[Begin Dataset records]
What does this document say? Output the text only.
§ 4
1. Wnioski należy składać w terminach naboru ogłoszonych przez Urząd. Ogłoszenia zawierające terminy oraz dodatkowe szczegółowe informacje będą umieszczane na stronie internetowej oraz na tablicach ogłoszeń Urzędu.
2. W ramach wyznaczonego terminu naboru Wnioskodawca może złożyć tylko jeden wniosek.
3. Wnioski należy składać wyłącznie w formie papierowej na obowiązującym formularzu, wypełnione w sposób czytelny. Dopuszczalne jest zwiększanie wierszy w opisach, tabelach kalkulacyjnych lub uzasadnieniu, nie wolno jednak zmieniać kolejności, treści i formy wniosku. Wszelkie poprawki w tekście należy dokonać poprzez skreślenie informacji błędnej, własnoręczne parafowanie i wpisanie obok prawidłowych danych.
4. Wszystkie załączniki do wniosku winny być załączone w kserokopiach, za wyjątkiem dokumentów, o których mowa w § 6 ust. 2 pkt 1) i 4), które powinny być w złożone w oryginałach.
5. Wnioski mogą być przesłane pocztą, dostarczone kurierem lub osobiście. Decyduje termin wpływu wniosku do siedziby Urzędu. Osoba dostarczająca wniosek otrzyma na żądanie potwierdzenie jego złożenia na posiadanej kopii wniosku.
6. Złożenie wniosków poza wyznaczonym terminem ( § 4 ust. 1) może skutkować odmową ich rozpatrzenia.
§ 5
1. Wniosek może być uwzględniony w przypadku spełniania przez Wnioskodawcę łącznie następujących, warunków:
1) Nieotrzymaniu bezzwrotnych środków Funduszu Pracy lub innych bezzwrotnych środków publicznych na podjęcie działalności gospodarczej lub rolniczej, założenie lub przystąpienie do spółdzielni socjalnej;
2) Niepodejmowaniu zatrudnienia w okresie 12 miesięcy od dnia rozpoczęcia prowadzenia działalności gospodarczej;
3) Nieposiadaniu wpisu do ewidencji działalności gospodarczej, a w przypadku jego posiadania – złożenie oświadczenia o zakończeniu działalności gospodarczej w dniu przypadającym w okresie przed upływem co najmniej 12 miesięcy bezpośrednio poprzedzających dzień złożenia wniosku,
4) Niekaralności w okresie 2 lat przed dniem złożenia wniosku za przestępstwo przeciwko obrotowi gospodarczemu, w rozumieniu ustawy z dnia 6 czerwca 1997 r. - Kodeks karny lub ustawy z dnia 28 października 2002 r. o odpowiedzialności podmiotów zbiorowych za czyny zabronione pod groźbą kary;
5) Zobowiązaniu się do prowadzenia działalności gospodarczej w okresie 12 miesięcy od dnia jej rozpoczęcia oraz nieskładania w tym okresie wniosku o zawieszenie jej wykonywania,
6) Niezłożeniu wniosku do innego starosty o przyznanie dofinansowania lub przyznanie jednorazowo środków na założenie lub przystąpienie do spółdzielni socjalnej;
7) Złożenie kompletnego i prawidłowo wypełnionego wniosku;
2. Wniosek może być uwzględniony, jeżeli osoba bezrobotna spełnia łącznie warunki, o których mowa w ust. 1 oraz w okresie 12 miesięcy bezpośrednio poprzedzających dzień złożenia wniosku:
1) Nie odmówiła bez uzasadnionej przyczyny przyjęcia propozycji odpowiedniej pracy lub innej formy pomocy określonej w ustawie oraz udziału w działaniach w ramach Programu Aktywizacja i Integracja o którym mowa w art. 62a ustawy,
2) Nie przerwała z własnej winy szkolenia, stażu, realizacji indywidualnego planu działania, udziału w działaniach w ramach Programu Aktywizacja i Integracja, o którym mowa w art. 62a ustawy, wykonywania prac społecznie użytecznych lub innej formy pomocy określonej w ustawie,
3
[End Dataset records]
■ **Problem statement**
Write out all records exactly, keeping every detail.

■ **Solved exercise**
What does this document say? Output the text only.
§ 4
1. Wnioski należy składać w terminach naboru ogłoszonych przez Urząd. Ogłoszenia zawierające terminy oraz dodatkowe szczegółowe informacje będą umieszczane na stronie internetowej oraz na tablicach ogłoszeń Urzędu.
2. W ramach wyznaczonego terminu naboru Wnioskodawca może złożyć tylko jeden wniosek.
3. Wnioski należy składać wyłącznie w formie papierowej na obowiązującym formularzu, wypełnione w sposób czytelny. Dopuszczalne jest zwiększanie wierszy w opisach, tabelach kalkulacyjnych lub uzasadnieniu, nie wolno jednak zmieniać kolejności, treści i formy wniosku. Wszelkie poprawki w tekście należy dokonać poprzez skreślenie informacji błędnej, własnoręczne parafowanie i wpisanie obok prawidłowych danych.
4. Wszystkie załączniki do wniosku winny być załączone w kserokopiach, za wyjątkiem dokumentów, o których mowa w § 6 ust. 2 pkt 1) i 4), które powinny być w złożone w oryginałach.
5. Wnioski mogą być przesłane pocztą, dostarczone kurierem lub osobiście. Decyduje termin wpływu wniosku do siedziby Urzędu. Osoba dostarczająca wniosek otrzyma na żądanie potwierdzenie jego złożenia na posiadanej kopii wniosku.
6. Złożenie wniosków poza wyznaczonym terminem ( § 4 ust. 1) może skutkować odmową ich rozpatrzenia.
§ 5
1. Wniosek może być uwzględniony w przypadku spełniania przez Wnioskodawcę łącznie następujących, warunków:
1) Nieotrzymaniu bezzwrotnych środków Funduszu Pracy lub innych bezzwrotnych środków publicznych na podjęcie działalności gospodarczej lub rolniczej, założenie lub przystąpienie do spółdzielni socjalnej;
2) Niepodejmowaniu zatrudnienia w okresie 12 miesięcy od dnia rozpoczęcia prowadzenia działalności gospodarczej;
3) Nieposiadaniu wpisu do ewidencji działalności gospodarczej, a w przypadku jego posiadania – złożenie oświadczenia o zakończeniu działalności gospodarczej w dniu przypadającym w okresie przed upływem co najmniej 12 miesięcy bezpośrednio poprzedzających dzień złożenia wniosku,
4) Niekaralności w okresie 2 lat przed dniem złożenia wniosku za przestępstwo przeciwko obrotowi gospodarczemu, w rozumieniu ustawy z dnia 6 czerwca 1997 r. - Kodeks karny lub ustawy z dnia 28 października 2002 r. o odpowiedzialności podmiotów zbiorowych za czyny zabronione pod groźbą kary;
5) Zobowiązaniu się do prowadzenia działalności gospodarczej w okresie 12 miesięcy od dnia jej rozpoczęcia oraz nieskładania w tym okresie wniosku o zawieszenie jej wykonywania,
6) Niezłożeniu wniosku do innego starosty o przyznanie dofinansowania lub przyznanie jednorazowo środków na założenie lub przystąpienie do spółdzielni socjalnej;
7) Złożenie kompletnego i prawidłowo wypełnionego wniosku;
2. Wniosek może być uwzględniony, jeżeli osoba bezrobotna spełnia łącznie warunki, o których mowa w ust. 1 oraz w okresie 12 miesięcy bezpośrednio poprzedzających dzień złożenia wniosku:
1) Nie odmówiła bez uzasadnionej przyczyny przyjęcia propozycji odpowiedniej pracy lub innej formy pomocy określonej w ustawie oraz udziału w działaniach w ramach Programu Aktywizacja i Integracja o którym mowa w art. 62a ustawy,
2) Nie przerwała z własnej winy szkolenia, stażu, realizacji indywidualnego planu działania, udziału w działaniach w ramach Programu Aktywizacja i Integracja, o którym mowa w art. 62a ustawy, wykonywania prac społecznie użytecznych lub innej formy pomocy określonej w ustawie,
3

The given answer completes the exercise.